* start *
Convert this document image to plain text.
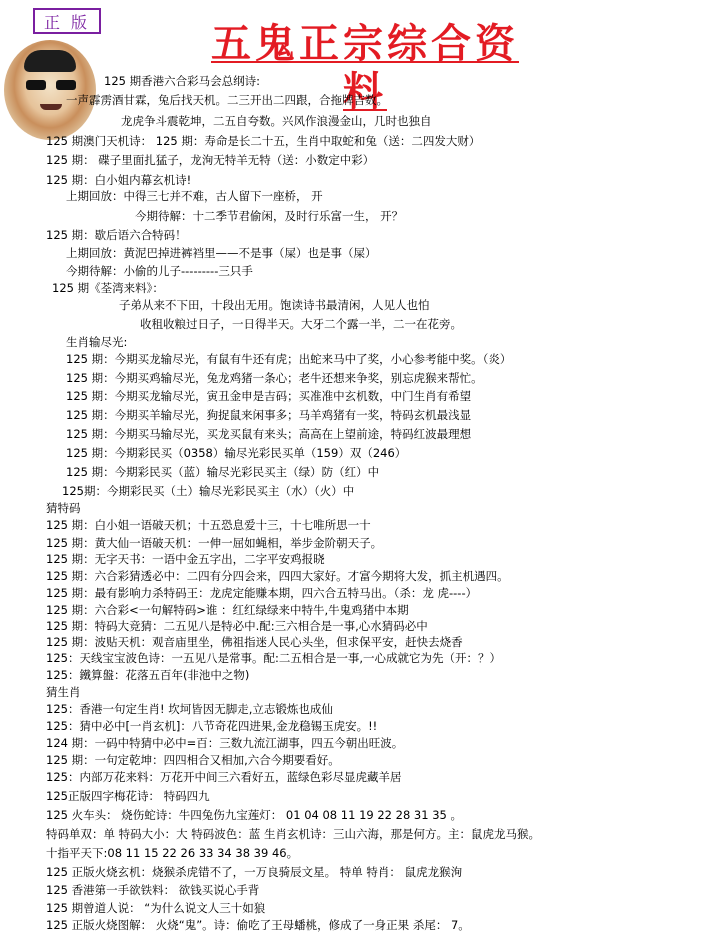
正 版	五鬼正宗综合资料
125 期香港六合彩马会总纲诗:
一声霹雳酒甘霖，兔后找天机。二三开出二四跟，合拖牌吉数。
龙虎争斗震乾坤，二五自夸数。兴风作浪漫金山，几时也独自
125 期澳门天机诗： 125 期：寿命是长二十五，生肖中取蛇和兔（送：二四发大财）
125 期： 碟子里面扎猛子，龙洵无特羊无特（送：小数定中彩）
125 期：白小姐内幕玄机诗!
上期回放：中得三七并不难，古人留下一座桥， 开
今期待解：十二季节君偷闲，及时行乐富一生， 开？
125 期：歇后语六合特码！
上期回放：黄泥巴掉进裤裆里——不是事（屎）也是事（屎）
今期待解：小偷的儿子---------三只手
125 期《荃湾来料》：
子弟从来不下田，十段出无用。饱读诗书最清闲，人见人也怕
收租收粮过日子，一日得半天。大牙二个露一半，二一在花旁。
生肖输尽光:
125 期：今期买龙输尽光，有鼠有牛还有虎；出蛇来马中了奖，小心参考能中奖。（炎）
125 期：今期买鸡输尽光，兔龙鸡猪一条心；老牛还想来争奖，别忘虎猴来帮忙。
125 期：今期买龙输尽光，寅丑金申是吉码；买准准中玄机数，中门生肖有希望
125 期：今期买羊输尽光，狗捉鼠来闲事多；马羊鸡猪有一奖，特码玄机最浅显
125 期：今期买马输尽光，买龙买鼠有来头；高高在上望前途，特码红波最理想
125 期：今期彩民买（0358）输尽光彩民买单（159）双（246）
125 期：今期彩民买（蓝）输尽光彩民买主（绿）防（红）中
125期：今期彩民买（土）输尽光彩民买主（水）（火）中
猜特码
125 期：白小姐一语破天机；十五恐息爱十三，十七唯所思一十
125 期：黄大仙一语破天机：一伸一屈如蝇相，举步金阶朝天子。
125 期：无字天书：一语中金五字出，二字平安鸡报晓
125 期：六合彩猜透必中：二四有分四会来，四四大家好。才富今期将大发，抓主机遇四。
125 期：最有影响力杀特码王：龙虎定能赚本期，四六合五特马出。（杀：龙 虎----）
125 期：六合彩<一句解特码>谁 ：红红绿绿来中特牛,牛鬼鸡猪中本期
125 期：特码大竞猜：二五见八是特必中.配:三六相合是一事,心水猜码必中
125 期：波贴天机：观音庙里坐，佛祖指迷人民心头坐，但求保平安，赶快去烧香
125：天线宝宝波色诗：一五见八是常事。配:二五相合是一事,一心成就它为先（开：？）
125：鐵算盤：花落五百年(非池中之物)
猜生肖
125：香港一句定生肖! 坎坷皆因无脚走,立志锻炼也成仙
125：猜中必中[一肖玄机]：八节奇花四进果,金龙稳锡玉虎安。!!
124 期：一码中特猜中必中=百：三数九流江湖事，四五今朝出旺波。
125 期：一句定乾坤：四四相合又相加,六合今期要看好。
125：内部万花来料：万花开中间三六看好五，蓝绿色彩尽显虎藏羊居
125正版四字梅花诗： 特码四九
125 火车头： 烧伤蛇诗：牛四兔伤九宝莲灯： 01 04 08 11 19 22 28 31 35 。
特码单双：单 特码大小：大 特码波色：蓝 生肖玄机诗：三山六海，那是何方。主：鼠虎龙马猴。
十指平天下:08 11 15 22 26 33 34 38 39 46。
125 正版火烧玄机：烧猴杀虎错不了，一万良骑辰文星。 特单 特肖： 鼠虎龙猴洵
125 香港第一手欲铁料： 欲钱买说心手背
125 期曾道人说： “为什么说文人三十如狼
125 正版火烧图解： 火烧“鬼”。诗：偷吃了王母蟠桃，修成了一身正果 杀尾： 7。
* end *
* [Job]: Copy the entries above faithfully and omit every image.

* [Solved exercise]:
Convert this document image to plain text.
正 版	五鬼正宗综合资料
125 期香港六合彩马会总纲诗:
一声霹雳酒甘霖，兔后找天机。二三开出二四跟，合拖牌吉数。
龙虎争斗震乾坤，二五自夸数。兴风作浪漫金山，几时也独自
125 期澳门天机诗： 125 期：寿命是长二十五，生肖中取蛇和兔（送：二四发大财）
125 期： 碟子里面扎猛子，龙洵无特羊无特（送：小数定中彩）
125 期：白小姐内幕玄机诗!
上期回放：中得三七并不难，古人留下一座桥， 开
今期待解：十二季节君偷闲，及时行乐富一生， 开？
125 期：歇后语六合特码！
上期回放：黄泥巴掉进裤裆里——不是事（屎）也是事（屎）
今期待解：小偷的儿子---------三只手
125 期《荃湾来料》：
子弟从来不下田，十段出无用。饱读诗书最清闲，人见人也怕
收租收粮过日子，一日得半天。大牙二个露一半，二一在花旁。
生肖输尽光:
125 期：今期买龙输尽光，有鼠有牛还有虎；出蛇来马中了奖，小心参考能中奖。（炎）
125 期：今期买鸡输尽光，兔龙鸡猪一条心；老牛还想来争奖，别忘虎猴来帮忙。
125 期：今期买龙输尽光，寅丑金申是吉码；买准准中玄机数，中门生肖有希望
125 期：今期买羊输尽光，狗捉鼠来闲事多；马羊鸡猪有一奖，特码玄机最浅显
125 期：今期买马输尽光，买龙买鼠有来头；高高在上望前途，特码红波最理想
125 期：今期彩民买（0358）输尽光彩民买单（159）双（246）
125 期：今期彩民买（蓝）输尽光彩民买主（绿）防（红）中
125期：今期彩民买（土）输尽光彩民买主（水）（火）中
猜特码
125 期：白小姐一语破天机；十五恐息爱十三，十七唯所思一十
125 期：黄大仙一语破天机：一伸一屈如蝇相，举步金阶朝天子。
125 期：无字天书：一语中金五字出，二字平安鸡报晓
125 期：六合彩猜透必中：二四有分四会来，四四大家好。才富今期将大发，抓主机遇四。
125 期：最有影响力杀特码王：龙虎定能赚本期，四六合五特马出。（杀：龙 虎----）
125 期：六合彩<一句解特码>谁 ：红红绿绿来中特牛,牛鬼鸡猪中本期
125 期：特码大竞猜：二五见八是特必中.配:三六相合是一事,心水猜码必中
125 期：波贴天机：观音庙里坐，佛祖指迷人民心头坐，但求保平安，赶快去烧香
125：天线宝宝波色诗：一五见八是常事。配:二五相合是一事,一心成就它为先（开：？）
125：鐵算盤：花落五百年(非池中之物)
猜生肖
125：香港一句定生肖! 坎坷皆因无脚走,立志锻炼也成仙
125：猜中必中[一肖玄机]：八节奇花四进果,金龙稳锡玉虎安。!!
124 期：一码中特猜中必中=百：三数九流江湖事，四五今朝出旺波。
125 期：一句定乾坤：四四相合又相加,六合今期要看好。
125：内部万花来料：万花开中间三六看好五，蓝绿色彩尽显虎藏羊居
125正版四字梅花诗： 特码四九
125 火车头： 烧伤蛇诗：牛四兔伤九宝莲灯： 01 04 08 11 19 22 28 31 35 。
特码单双：单 特码大小：大 特码波色：蓝 生肖玄机诗：三山六海，那是何方。主：鼠虎龙马猴。
十指平天下:08 11 15 22 26 33 34 38 39 46。
125 正版火烧玄机：烧猴杀虎错不了，一万良骑辰文星。 特单 特肖： 鼠虎龙猴洵
125 香港第一手欲铁料： 欲钱买说心手背
125 期曾道人说： “为什么说文人三十如狼
125 正版火烧图解： 火烧“鬼”。诗：偷吃了王母蟠桃，修成了一身正果 杀尾： 7。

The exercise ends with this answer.